## [The request]
Render the following material again verbatim, leaving nothing out.

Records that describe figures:

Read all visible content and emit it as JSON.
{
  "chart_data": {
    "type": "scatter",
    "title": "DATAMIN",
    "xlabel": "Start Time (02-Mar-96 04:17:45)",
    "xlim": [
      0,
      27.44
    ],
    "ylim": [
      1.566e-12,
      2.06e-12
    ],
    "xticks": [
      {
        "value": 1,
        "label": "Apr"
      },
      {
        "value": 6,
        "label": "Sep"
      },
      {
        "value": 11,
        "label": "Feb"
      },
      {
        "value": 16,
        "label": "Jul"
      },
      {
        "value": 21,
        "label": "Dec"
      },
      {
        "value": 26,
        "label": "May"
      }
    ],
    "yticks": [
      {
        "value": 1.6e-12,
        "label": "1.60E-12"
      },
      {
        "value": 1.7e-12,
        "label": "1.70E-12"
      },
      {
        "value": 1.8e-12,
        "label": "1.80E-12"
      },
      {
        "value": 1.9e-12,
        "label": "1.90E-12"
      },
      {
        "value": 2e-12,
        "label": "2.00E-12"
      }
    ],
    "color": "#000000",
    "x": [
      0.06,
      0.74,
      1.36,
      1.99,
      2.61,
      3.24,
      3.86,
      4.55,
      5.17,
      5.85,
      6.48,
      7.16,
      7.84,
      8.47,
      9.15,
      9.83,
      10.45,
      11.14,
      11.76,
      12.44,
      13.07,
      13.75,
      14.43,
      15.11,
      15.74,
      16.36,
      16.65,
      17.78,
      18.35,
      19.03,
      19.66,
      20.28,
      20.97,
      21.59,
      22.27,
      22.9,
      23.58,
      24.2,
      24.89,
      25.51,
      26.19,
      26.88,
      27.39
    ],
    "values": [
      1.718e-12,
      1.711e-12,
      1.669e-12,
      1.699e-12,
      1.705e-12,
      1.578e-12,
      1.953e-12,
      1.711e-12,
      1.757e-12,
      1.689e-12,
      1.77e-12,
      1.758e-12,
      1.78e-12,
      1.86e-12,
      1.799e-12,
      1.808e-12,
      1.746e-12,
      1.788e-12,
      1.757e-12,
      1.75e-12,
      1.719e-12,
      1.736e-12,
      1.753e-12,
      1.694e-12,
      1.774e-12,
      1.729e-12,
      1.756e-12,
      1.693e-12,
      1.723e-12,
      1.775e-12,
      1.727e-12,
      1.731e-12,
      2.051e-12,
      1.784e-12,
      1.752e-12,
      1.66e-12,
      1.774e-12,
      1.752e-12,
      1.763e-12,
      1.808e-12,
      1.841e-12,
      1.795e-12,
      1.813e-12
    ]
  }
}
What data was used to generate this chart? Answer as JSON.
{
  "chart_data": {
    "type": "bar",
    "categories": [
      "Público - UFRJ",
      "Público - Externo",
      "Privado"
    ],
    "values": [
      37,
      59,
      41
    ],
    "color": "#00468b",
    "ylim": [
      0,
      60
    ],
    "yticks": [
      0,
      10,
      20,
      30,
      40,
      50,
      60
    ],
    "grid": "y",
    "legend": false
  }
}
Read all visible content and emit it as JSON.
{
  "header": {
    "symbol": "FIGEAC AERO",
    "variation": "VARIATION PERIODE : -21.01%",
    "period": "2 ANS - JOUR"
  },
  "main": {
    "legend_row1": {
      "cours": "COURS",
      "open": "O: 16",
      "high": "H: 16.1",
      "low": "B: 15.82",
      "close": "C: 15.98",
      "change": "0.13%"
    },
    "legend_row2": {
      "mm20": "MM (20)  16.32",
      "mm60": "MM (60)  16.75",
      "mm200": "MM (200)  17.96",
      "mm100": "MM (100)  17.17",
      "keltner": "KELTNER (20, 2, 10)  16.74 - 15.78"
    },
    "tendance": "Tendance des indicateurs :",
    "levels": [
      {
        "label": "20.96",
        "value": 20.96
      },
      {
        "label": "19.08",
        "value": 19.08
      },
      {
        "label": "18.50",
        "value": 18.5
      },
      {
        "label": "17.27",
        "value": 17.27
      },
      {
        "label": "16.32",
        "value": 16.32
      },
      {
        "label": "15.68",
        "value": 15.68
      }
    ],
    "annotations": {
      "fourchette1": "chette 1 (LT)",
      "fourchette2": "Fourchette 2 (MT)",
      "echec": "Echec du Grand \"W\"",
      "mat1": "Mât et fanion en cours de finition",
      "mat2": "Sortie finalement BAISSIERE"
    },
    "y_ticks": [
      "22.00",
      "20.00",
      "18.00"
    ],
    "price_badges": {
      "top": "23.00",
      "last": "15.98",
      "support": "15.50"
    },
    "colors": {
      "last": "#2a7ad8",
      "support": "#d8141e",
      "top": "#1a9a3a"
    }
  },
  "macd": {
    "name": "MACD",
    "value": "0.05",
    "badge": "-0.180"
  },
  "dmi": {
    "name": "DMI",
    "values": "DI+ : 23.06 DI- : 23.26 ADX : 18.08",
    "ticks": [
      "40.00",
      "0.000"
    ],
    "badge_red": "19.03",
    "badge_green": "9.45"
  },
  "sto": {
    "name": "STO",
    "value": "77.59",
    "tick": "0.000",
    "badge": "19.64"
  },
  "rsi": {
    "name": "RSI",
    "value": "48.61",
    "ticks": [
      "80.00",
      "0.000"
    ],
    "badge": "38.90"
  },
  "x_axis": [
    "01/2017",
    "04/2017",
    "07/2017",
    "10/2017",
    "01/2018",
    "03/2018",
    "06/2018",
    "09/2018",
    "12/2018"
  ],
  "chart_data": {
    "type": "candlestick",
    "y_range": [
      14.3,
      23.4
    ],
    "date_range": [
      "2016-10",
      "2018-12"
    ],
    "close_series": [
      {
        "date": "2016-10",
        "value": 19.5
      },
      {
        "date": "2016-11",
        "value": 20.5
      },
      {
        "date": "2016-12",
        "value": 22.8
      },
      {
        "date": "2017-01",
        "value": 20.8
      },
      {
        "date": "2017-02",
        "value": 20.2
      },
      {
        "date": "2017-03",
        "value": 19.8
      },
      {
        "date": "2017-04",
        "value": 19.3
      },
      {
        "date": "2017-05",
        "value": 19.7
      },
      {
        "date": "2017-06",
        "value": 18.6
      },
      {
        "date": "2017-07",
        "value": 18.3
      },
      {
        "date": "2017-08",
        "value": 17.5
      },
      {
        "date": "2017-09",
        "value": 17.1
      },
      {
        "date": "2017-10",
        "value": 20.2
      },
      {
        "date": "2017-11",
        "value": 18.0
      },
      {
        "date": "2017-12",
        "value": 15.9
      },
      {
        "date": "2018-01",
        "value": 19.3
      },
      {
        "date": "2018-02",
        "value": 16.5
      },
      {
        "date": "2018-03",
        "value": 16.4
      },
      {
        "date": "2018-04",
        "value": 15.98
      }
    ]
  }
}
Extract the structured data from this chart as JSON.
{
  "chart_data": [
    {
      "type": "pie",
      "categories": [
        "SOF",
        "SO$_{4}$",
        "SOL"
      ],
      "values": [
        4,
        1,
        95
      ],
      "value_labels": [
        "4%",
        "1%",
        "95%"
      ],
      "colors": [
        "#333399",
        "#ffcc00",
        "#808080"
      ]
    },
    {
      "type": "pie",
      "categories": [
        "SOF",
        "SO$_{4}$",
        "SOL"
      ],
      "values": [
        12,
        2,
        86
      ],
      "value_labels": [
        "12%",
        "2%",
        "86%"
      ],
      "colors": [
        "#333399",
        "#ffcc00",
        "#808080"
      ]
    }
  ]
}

## [Full response]
Read all visible content and emit it as JSON.
{
  "chart_data": {
    "type": "scatter",
    "title": "DATAMIN",
    "xlabel": "Start Time (02-Mar-96 04:17:45)",
    "xlim": [
      0,
      27.44
    ],
    "ylim": [
      1.566e-12,
      2.06e-12
    ],
    "xticks": [
      {
        "value": 1,
        "label": "Apr"
      },
      {
        "value": 6,
        "label": "Sep"
      },
      {
        "value": 11,
        "label": "Feb"
      },
      {
        "value": 16,
        "label": "Jul"
      },
      {
        "value": 21,
        "label": "Dec"
      },
      {
        "value": 26,
        "label": "May"
      }
    ],
    "yticks": [
      {
        "value": 1.6e-12,
        "label": "1.60E-12"
      },
      {
        "value": 1.7e-12,
        "label": "1.70E-12"
      },
      {
        "value": 1.8e-12,
        "label": "1.80E-12"
      },
      {
        "value": 1.9e-12,
        "label": "1.90E-12"
      },
      {
        "value": 2e-12,
        "label": "2.00E-12"
      }
    ],
    "color": "#000000",
    "x": [
      0.06,
      0.74,
      1.36,
      1.99,
      2.61,
      3.24,
      3.86,
      4.55,
      5.17,
      5.85,
      6.48,
      7.16,
      7.84,
      8.47,
      9.15,
      9.83,
      10.45,
      11.14,
      11.76,
      12.44,
      13.07,
      13.75,
      14.43,
      15.11,
      15.74,
      16.36,
      16.65,
      17.78,
      18.35,
      19.03,
      19.66,
      20.28,
      20.97,
      21.59,
      22.27,
      22.9,
      23.58,
      24.2,
      24.89,
      25.51,
      26.19,
      26.88,
      27.39
    ],
    "values": [
      1.718e-12,
      1.711e-12,
      1.669e-12,
      1.699e-12,
      1.705e-12,
      1.578e-12,
      1.953e-12,
      1.711e-12,
      1.757e-12,
      1.689e-12,
      1.77e-12,
      1.758e-12,
      1.78e-12,
      1.86e-12,
      1.799e-12,
      1.808e-12,
      1.746e-12,
      1.788e-12,
      1.757e-12,
      1.75e-12,
      1.719e-12,
      1.736e-12,
      1.753e-12,
      1.694e-12,
      1.774e-12,
      1.729e-12,
      1.756e-12,
      1.693e-12,
      1.723e-12,
      1.775e-12,
      1.727e-12,
      1.731e-12,
      2.051e-12,
      1.784e-12,
      1.752e-12,
      1.66e-12,
      1.774e-12,
      1.752e-12,
      1.763e-12,
      1.808e-12,
      1.841e-12,
      1.795e-12,
      1.813e-12
    ]
  }
}
What data was used to generate this chart? Answer as JSON.
{
  "chart_data": {
    "type": "bar",
    "categories": [
      "Público - UFRJ",
      "Público - Externo",
      "Privado"
    ],
    "values": [
      37,
      59,
      41
    ],
    "color": "#00468b",
    "ylim": [
      0,
      60
    ],
    "yticks": [
      0,
      10,
      20,
      30,
      40,
      50,
      60
    ],
    "grid": "y",
    "legend": false
  }
}
Read all visible content and emit it as JSON.
{
  "header": {
    "symbol": "FIGEAC AERO",
    "variation": "VARIATION PERIODE : -21.01%",
    "period": "2 ANS - JOUR"
  },
  "main": {
    "legend_row1": {
      "cours": "COURS",
      "open": "O: 16",
      "high": "H: 16.1",
      "low": "B: 15.82",
      "close": "C: 15.98",
      "change": "0.13%"
    },
    "legend_row2": {
      "mm20": "MM (20)  16.32",
      "mm60": "MM (60)  16.75",
      "mm200": "MM (200)  17.96",
      "mm100": "MM (100)  17.17",
      "keltner": "KELTNER (20, 2, 10)  16.74 - 15.78"
    },
    "tendance": "Tendance des indicateurs :",
    "levels": [
      {
        "label": "20.96",
        "value": 20.96
      },
      {
        "label": "19.08",
        "value": 19.08
      },
      {
        "label": "18.50",
        "value": 18.5
      },
      {
        "label": "17.27",
        "value": 17.27
      },
      {
        "label": "16.32",
        "value": 16.32
      },
      {
        "label": "15.68",
        "value": 15.68
      }
    ],
    "annotations": {
      "fourchette1": "chette 1 (LT)",
      "fourchette2": "Fourchette 2 (MT)",
      "echec": "Echec du Grand \"W\"",
      "mat1": "Mât et fanion en cours de finition",
      "mat2": "Sortie finalement BAISSIERE"
    },
    "y_ticks": [
      "22.00",
      "20.00",
      "18.00"
    ],
    "price_badges": {
      "top": "23.00",
      "last": "15.98",
      "support": "15.50"
    },
    "colors": {
      "last": "#2a7ad8",
      "support": "#d8141e",
      "top": "#1a9a3a"
    }
  },
  "macd": {
    "name": "MACD",
    "value": "0.05",
    "badge": "-0.180"
  },
  "dmi": {
    "name": "DMI",
    "values": "DI+ : 23.06 DI- : 23.26 ADX : 18.08",
    "ticks": [
      "40.00",
      "0.000"
    ],
    "badge_red": "19.03",
    "badge_green": "9.45"
  },
  "sto": {
    "name": "STO",
    "value": "77.59",
    "tick": "0.000",
    "badge": "19.64"
  },
  "rsi": {
    "name": "RSI",
    "value": "48.61",
    "ticks": [
      "80.00",
      "0.000"
    ],
    "badge": "38.90"
  },
  "x_axis": [
    "01/2017",
    "04/2017",
    "07/2017",
    "10/2017",
    "01/2018",
    "03/2018",
    "06/2018",
    "09/2018",
    "12/2018"
  ],
  "chart_data": {
    "type": "candlestick",
    "y_range": [
      14.3,
      23.4
    ],
    "date_range": [
      "2016-10",
      "2018-12"
    ],
    "close_series": [
      {
        "date": "2016-10",
        "value": 19.5
      },
      {
        "date": "2016-11",
        "value": 20.5
      },
      {
        "date": "2016-12",
        "value": 22.8
      },
      {
        "date": "2017-01",
        "value": 20.8
      },
      {
        "date": "2017-02",
        "value": 20.2
      },
      {
        "date": "2017-03",
        "value": 19.8
      },
      {
        "date": "2017-04",
        "value": 19.3
      },
      {
        "date": "2017-05",
        "value": 19.7
      },
      {
        "date": "2017-06",
        "value": 18.6
      },
      {
        "date": "2017-07",
        "value": 18.3
      },
      {
        "date": "2017-08",
        "value": 17.5
      },
      {
        "date": "2017-09",
        "value": 17.1
      },
      {
        "date": "2017-10",
        "value": 20.2
      },
      {
        "date": "2017-11",
        "value": 18.0
      },
      {
        "date": "2017-12",
        "value": 15.9
      },
      {
        "date": "2018-01",
        "value": 19.3
      },
      {
        "date": "2018-02",
        "value": 16.5
      },
      {
        "date": "2018-03",
        "value": 16.4
      },
      {
        "date": "2018-04",
        "value": 15.98
      }
    ]
  }
}
Extract the structured data from this chart as JSON.
{
  "chart_data": [
    {
      "type": "pie",
      "categories": [
        "SOF",
        "SO$_{4}$",
        "SOL"
      ],
      "values": [
        4,
        1,
        95
      ],
      "value_labels": [
        "4%",
        "1%",
        "95%"
      ],
      "colors": [
        "#333399",
        "#ffcc00",
        "#808080"
      ]
    },
    {
      "type": "pie",
      "categories": [
        "SOF",
        "SO$_{4}$",
        "SOL"
      ],
      "values": [
        12,
        2,
        86
      ],
      "value_labels": [
        "12%",
        "2%",
        "86%"
      ],
      "colors": [
        "#333399",
        "#ffcc00",
        "#808080"
      ]
    }
  ]
}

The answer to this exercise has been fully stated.